[Source records]

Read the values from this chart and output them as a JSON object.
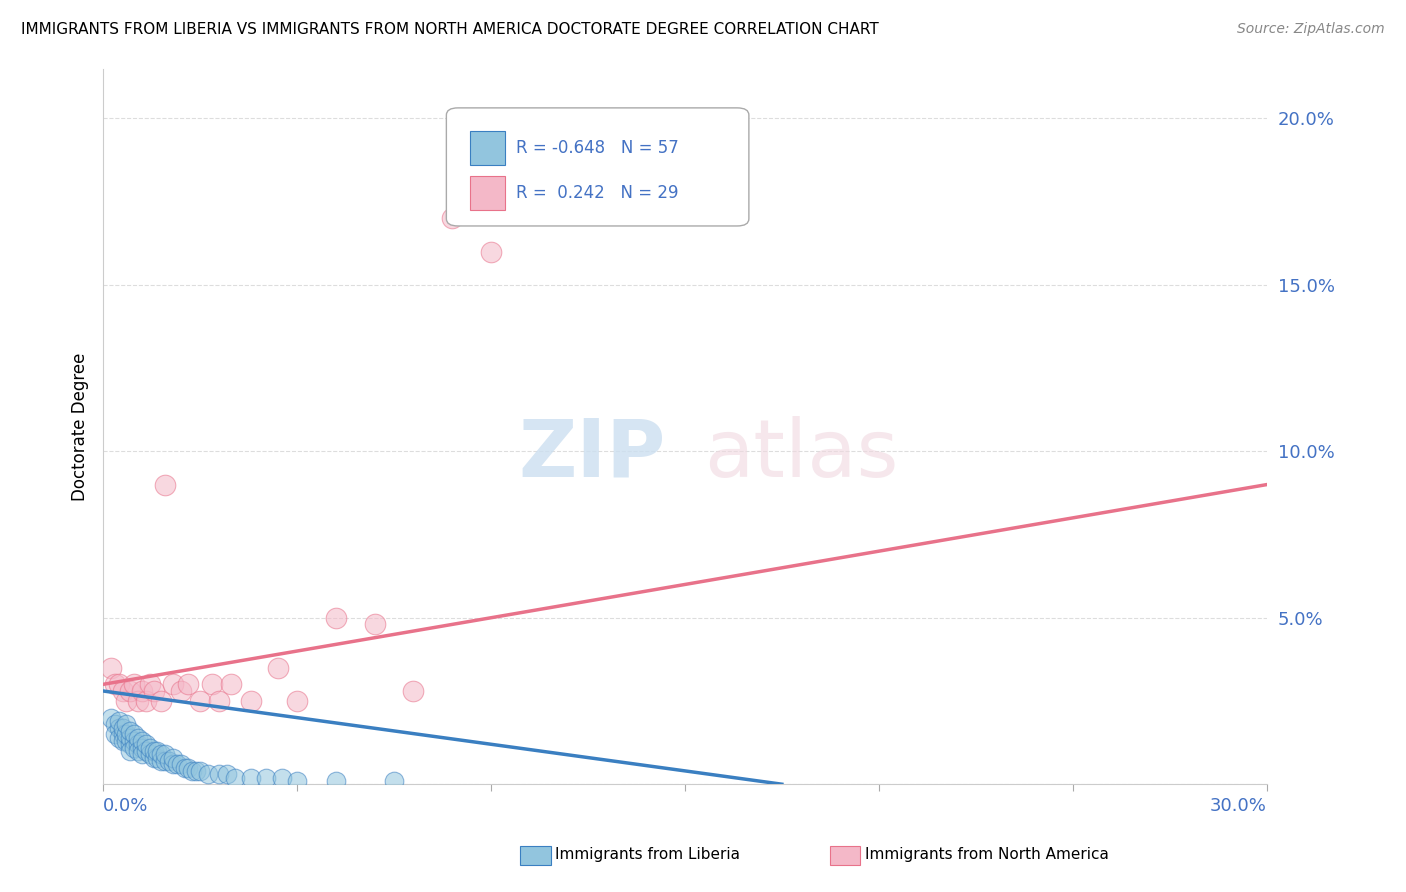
{
  "title": "IMMIGRANTS FROM LIBERIA VS IMMIGRANTS FROM NORTH AMERICA DOCTORATE DEGREE CORRELATION CHART",
  "source": "Source: ZipAtlas.com",
  "ylabel": "Doctorate Degree",
  "y_ticks": [
    0.0,
    0.05,
    0.1,
    0.15,
    0.2
  ],
  "y_tick_labels": [
    "",
    "5.0%",
    "10.0%",
    "15.0%",
    "20.0%"
  ],
  "x_ticks": [
    0.0,
    0.05,
    0.1,
    0.15,
    0.2,
    0.25,
    0.3
  ],
  "xlim": [
    0.0,
    0.3
  ],
  "ylim": [
    0.0,
    0.215
  ],
  "color_blue": "#92C5DE",
  "color_pink": "#F4B8C8",
  "line_color_blue": "#3A7FC1",
  "line_color_pink": "#E8728A",
  "blue_scatter_x": [
    0.002,
    0.003,
    0.003,
    0.004,
    0.004,
    0.004,
    0.005,
    0.005,
    0.005,
    0.006,
    0.006,
    0.006,
    0.007,
    0.007,
    0.007,
    0.007,
    0.008,
    0.008,
    0.008,
    0.009,
    0.009,
    0.009,
    0.01,
    0.01,
    0.01,
    0.011,
    0.011,
    0.012,
    0.012,
    0.013,
    0.013,
    0.014,
    0.014,
    0.015,
    0.015,
    0.016,
    0.016,
    0.017,
    0.018,
    0.018,
    0.019,
    0.02,
    0.021,
    0.022,
    0.023,
    0.024,
    0.025,
    0.027,
    0.03,
    0.032,
    0.034,
    0.038,
    0.042,
    0.046,
    0.05,
    0.06,
    0.075
  ],
  "blue_scatter_y": [
    0.02,
    0.018,
    0.015,
    0.017,
    0.014,
    0.019,
    0.015,
    0.013,
    0.017,
    0.013,
    0.015,
    0.018,
    0.012,
    0.014,
    0.016,
    0.01,
    0.013,
    0.015,
    0.011,
    0.012,
    0.014,
    0.01,
    0.011,
    0.013,
    0.009,
    0.01,
    0.012,
    0.009,
    0.011,
    0.008,
    0.01,
    0.008,
    0.01,
    0.007,
    0.009,
    0.007,
    0.009,
    0.007,
    0.006,
    0.008,
    0.006,
    0.006,
    0.005,
    0.005,
    0.004,
    0.004,
    0.004,
    0.003,
    0.003,
    0.003,
    0.002,
    0.002,
    0.002,
    0.002,
    0.001,
    0.001,
    0.001
  ],
  "pink_scatter_x": [
    0.002,
    0.003,
    0.004,
    0.005,
    0.006,
    0.007,
    0.008,
    0.009,
    0.01,
    0.011,
    0.012,
    0.013,
    0.015,
    0.016,
    0.018,
    0.02,
    0.022,
    0.025,
    0.028,
    0.03,
    0.033,
    0.038,
    0.045,
    0.05,
    0.06,
    0.07,
    0.08,
    0.09,
    0.1
  ],
  "pink_scatter_y": [
    0.035,
    0.03,
    0.03,
    0.028,
    0.025,
    0.028,
    0.03,
    0.025,
    0.028,
    0.025,
    0.03,
    0.028,
    0.025,
    0.09,
    0.03,
    0.028,
    0.03,
    0.025,
    0.03,
    0.025,
    0.03,
    0.025,
    0.035,
    0.025,
    0.05,
    0.048,
    0.028,
    0.17,
    0.16
  ],
  "blue_line_x": [
    0.0,
    0.175
  ],
  "blue_line_y": [
    0.028,
    0.0
  ],
  "pink_line_x": [
    0.0,
    0.3
  ],
  "pink_line_y": [
    0.03,
    0.09
  ]
}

**Task goal:** Word for word, quote the lines above. Omit the pictures.

**Response to the exercise:**
Read the values from this chart and output them as a JSON object.
{
  "title": "IMMIGRANTS FROM LIBERIA VS IMMIGRANTS FROM NORTH AMERICA DOCTORATE DEGREE CORRELATION CHART",
  "source": "Source: ZipAtlas.com",
  "ylabel": "Doctorate Degree",
  "y_ticks": [
    0.0,
    0.05,
    0.1,
    0.15,
    0.2
  ],
  "y_tick_labels": [
    "",
    "5.0%",
    "10.0%",
    "15.0%",
    "20.0%"
  ],
  "x_ticks": [
    0.0,
    0.05,
    0.1,
    0.15,
    0.2,
    0.25,
    0.3
  ],
  "xlim": [
    0.0,
    0.3
  ],
  "ylim": [
    0.0,
    0.215
  ],
  "color_blue": "#92C5DE",
  "color_pink": "#F4B8C8",
  "line_color_blue": "#3A7FC1",
  "line_color_pink": "#E8728A",
  "blue_scatter_x": [
    0.002,
    0.003,
    0.003,
    0.004,
    0.004,
    0.004,
    0.005,
    0.005,
    0.005,
    0.006,
    0.006,
    0.006,
    0.007,
    0.007,
    0.007,
    0.007,
    0.008,
    0.008,
    0.008,
    0.009,
    0.009,
    0.009,
    0.01,
    0.01,
    0.01,
    0.011,
    0.011,
    0.012,
    0.012,
    0.013,
    0.013,
    0.014,
    0.014,
    0.015,
    0.015,
    0.016,
    0.016,
    0.017,
    0.018,
    0.018,
    0.019,
    0.02,
    0.021,
    0.022,
    0.023,
    0.024,
    0.025,
    0.027,
    0.03,
    0.032,
    0.034,
    0.038,
    0.042,
    0.046,
    0.05,
    0.06,
    0.075
  ],
  "blue_scatter_y": [
    0.02,
    0.018,
    0.015,
    0.017,
    0.014,
    0.019,
    0.015,
    0.013,
    0.017,
    0.013,
    0.015,
    0.018,
    0.012,
    0.014,
    0.016,
    0.01,
    0.013,
    0.015,
    0.011,
    0.012,
    0.014,
    0.01,
    0.011,
    0.013,
    0.009,
    0.01,
    0.012,
    0.009,
    0.011,
    0.008,
    0.01,
    0.008,
    0.01,
    0.007,
    0.009,
    0.007,
    0.009,
    0.007,
    0.006,
    0.008,
    0.006,
    0.006,
    0.005,
    0.005,
    0.004,
    0.004,
    0.004,
    0.003,
    0.003,
    0.003,
    0.002,
    0.002,
    0.002,
    0.002,
    0.001,
    0.001,
    0.001
  ],
  "pink_scatter_x": [
    0.002,
    0.003,
    0.004,
    0.005,
    0.006,
    0.007,
    0.008,
    0.009,
    0.01,
    0.011,
    0.012,
    0.013,
    0.015,
    0.016,
    0.018,
    0.02,
    0.022,
    0.025,
    0.028,
    0.03,
    0.033,
    0.038,
    0.045,
    0.05,
    0.06,
    0.07,
    0.08,
    0.09,
    0.1
  ],
  "pink_scatter_y": [
    0.035,
    0.03,
    0.03,
    0.028,
    0.025,
    0.028,
    0.03,
    0.025,
    0.028,
    0.025,
    0.03,
    0.028,
    0.025,
    0.09,
    0.03,
    0.028,
    0.03,
    0.025,
    0.03,
    0.025,
    0.03,
    0.025,
    0.035,
    0.025,
    0.05,
    0.048,
    0.028,
    0.17,
    0.16
  ],
  "blue_line_x": [
    0.0,
    0.175
  ],
  "blue_line_y": [
    0.028,
    0.0
  ],
  "pink_line_x": [
    0.0,
    0.3
  ],
  "pink_line_y": [
    0.03,
    0.09
  ]
}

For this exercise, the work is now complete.